> Set problem
Take down each entry exactly as written.

┄┄┄┄┄┄

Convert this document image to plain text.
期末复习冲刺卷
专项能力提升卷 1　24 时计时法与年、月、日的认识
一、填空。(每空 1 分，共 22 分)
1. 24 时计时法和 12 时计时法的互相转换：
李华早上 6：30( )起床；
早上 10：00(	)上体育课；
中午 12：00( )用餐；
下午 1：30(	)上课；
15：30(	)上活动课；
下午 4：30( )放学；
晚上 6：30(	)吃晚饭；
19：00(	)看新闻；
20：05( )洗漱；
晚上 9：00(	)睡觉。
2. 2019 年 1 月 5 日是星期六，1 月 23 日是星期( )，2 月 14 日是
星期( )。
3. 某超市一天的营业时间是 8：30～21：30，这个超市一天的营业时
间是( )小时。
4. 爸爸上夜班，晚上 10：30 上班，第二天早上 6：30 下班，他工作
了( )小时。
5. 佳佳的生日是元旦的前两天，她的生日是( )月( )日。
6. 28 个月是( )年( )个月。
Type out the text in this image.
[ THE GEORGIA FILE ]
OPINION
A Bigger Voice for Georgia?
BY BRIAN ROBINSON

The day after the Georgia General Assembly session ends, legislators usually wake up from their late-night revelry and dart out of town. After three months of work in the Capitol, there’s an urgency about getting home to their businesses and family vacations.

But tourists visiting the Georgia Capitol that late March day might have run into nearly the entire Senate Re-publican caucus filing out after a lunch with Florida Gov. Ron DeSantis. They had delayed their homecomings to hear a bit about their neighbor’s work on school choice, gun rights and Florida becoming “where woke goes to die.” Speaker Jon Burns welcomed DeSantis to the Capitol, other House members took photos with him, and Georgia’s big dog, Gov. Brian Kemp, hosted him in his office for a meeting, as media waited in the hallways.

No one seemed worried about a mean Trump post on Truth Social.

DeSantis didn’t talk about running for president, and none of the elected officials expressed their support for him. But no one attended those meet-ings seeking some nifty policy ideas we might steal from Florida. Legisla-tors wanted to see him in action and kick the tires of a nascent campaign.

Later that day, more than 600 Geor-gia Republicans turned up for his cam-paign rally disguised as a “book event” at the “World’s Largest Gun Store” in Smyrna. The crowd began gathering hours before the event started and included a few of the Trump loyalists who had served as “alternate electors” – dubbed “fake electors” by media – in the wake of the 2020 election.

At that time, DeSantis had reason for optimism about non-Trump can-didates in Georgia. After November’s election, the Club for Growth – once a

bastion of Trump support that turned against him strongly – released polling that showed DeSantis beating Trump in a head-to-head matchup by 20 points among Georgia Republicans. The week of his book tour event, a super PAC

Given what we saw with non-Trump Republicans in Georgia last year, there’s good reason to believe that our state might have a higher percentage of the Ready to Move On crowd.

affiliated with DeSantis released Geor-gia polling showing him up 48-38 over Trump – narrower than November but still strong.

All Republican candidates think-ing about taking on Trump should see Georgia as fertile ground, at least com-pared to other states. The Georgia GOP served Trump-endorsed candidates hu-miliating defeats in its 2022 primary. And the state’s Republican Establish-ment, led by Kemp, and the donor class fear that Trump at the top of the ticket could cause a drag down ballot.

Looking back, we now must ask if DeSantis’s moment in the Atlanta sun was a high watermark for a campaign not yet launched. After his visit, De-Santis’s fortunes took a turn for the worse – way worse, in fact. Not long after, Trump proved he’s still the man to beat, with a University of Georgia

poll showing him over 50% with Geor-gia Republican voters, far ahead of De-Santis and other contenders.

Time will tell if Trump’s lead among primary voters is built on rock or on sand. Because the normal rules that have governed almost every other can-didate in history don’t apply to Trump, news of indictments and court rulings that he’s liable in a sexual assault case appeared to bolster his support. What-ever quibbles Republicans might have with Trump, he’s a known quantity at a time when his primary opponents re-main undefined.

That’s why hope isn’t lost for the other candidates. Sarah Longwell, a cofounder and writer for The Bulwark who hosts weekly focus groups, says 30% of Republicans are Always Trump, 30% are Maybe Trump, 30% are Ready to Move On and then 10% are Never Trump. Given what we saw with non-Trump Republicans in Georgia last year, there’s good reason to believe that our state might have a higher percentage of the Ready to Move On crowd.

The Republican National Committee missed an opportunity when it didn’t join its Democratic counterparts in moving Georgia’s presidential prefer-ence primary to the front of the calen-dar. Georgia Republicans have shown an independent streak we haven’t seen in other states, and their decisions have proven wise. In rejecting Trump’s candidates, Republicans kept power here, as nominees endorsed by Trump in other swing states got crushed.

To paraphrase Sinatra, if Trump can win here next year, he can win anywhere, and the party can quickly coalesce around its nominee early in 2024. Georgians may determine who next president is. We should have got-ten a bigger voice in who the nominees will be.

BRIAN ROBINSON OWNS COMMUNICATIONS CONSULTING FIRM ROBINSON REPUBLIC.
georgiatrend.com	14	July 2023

┄┄┄┄┄┄

> The answer
Convert this document image to plain text.
期末复习冲刺卷
专项能力提升卷 1　24 时计时法与年、月、日的认识
一、填空。(每空 1 分，共 22 分)
1. 24 时计时法和 12 时计时法的互相转换：
李华早上 6：30( )起床；
早上 10：00(	)上体育课；
中午 12：00( )用餐；
下午 1：30(	)上课；
15：30(	)上活动课；
下午 4：30( )放学；
晚上 6：30(	)吃晚饭；
19：00(	)看新闻；
20：05( )洗漱；
晚上 9：00(	)睡觉。
2. 2019 年 1 月 5 日是星期六，1 月 23 日是星期( )，2 月 14 日是
星期( )。
3. 某超市一天的营业时间是 8：30～21：30，这个超市一天的营业时
间是( )小时。
4. 爸爸上夜班，晚上 10：30 上班，第二天早上 6：30 下班，他工作
了( )小时。
5. 佳佳的生日是元旦的前两天，她的生日是( )月( )日。
6. 28 个月是( )年( )个月。
Type out the text in this image.
[ THE GEORGIA FILE ]
OPINION
A Bigger Voice for Georgia?
BY BRIAN ROBINSON

The day after the Georgia General Assembly session ends, legislators usually wake up from their late-night revelry and dart out of town. After three months of work in the Capitol, there’s an urgency about getting home to their businesses and family vacations.

But tourists visiting the Georgia Capitol that late March day might have run into nearly the entire Senate Re-publican caucus filing out after a lunch with Florida Gov. Ron DeSantis. They had delayed their homecomings to hear a bit about their neighbor’s work on school choice, gun rights and Florida becoming “where woke goes to die.” Speaker Jon Burns welcomed DeSantis to the Capitol, other House members took photos with him, and Georgia’s big dog, Gov. Brian Kemp, hosted him in his office for a meeting, as media waited in the hallways.

No one seemed worried about a mean Trump post on Truth Social.

DeSantis didn’t talk about running for president, and none of the elected officials expressed their support for him. But no one attended those meet-ings seeking some nifty policy ideas we might steal from Florida. Legisla-tors wanted to see him in action and kick the tires of a nascent campaign.

Later that day, more than 600 Geor-gia Republicans turned up for his cam-paign rally disguised as a “book event” at the “World’s Largest Gun Store” in Smyrna. The crowd began gathering hours before the event started and included a few of the Trump loyalists who had served as “alternate electors” – dubbed “fake electors” by media – in the wake of the 2020 election.

At that time, DeSantis had reason for optimism about non-Trump can-didates in Georgia. After November’s election, the Club for Growth – once a

bastion of Trump support that turned against him strongly – released polling that showed DeSantis beating Trump in a head-to-head matchup by 20 points among Georgia Republicans. The week of his book tour event, a super PAC

Given what we saw with non-Trump Republicans in Georgia last year, there’s good reason to believe that our state might have a higher percentage of the Ready to Move On crowd.

affiliated with DeSantis released Geor-gia polling showing him up 48-38 over Trump – narrower than November but still strong.

All Republican candidates think-ing about taking on Trump should see Georgia as fertile ground, at least com-pared to other states. The Georgia GOP served Trump-endorsed candidates hu-miliating defeats in its 2022 primary. And the state’s Republican Establish-ment, led by Kemp, and the donor class fear that Trump at the top of the ticket could cause a drag down ballot.

Looking back, we now must ask if DeSantis’s moment in the Atlanta sun was a high watermark for a campaign not yet launched. After his visit, De-Santis’s fortunes took a turn for the worse – way worse, in fact. Not long after, Trump proved he’s still the man to beat, with a University of Georgia

poll showing him over 50% with Geor-gia Republican voters, far ahead of De-Santis and other contenders.

Time will tell if Trump’s lead among primary voters is built on rock or on sand. Because the normal rules that have governed almost every other can-didate in history don’t apply to Trump, news of indictments and court rulings that he’s liable in a sexual assault case appeared to bolster his support. What-ever quibbles Republicans might have with Trump, he’s a known quantity at a time when his primary opponents re-main undefined.

That’s why hope isn’t lost for the other candidates. Sarah Longwell, a cofounder and writer for The Bulwark who hosts weekly focus groups, says 30% of Republicans are Always Trump, 30% are Maybe Trump, 30% are Ready to Move On and then 10% are Never Trump. Given what we saw with non-Trump Republicans in Georgia last year, there’s good reason to believe that our state might have a higher percentage of the Ready to Move On crowd.

The Republican National Committee missed an opportunity when it didn’t join its Democratic counterparts in moving Georgia’s presidential prefer-ence primary to the front of the calen-dar. Georgia Republicans have shown an independent streak we haven’t seen in other states, and their decisions have proven wise. In rejecting Trump’s candidates, Republicans kept power here, as nominees endorsed by Trump in other swing states got crushed.

To paraphrase Sinatra, if Trump can win here next year, he can win anywhere, and the party can quickly coalesce around its nominee early in 2024. Georgians may determine who next president is. We should have got-ten a bigger voice in who the nominees will be.

BRIAN ROBINSON OWNS COMMUNICATIONS CONSULTING FIRM ROBINSON REPUBLIC.
georgiatrend.com	14	July 2023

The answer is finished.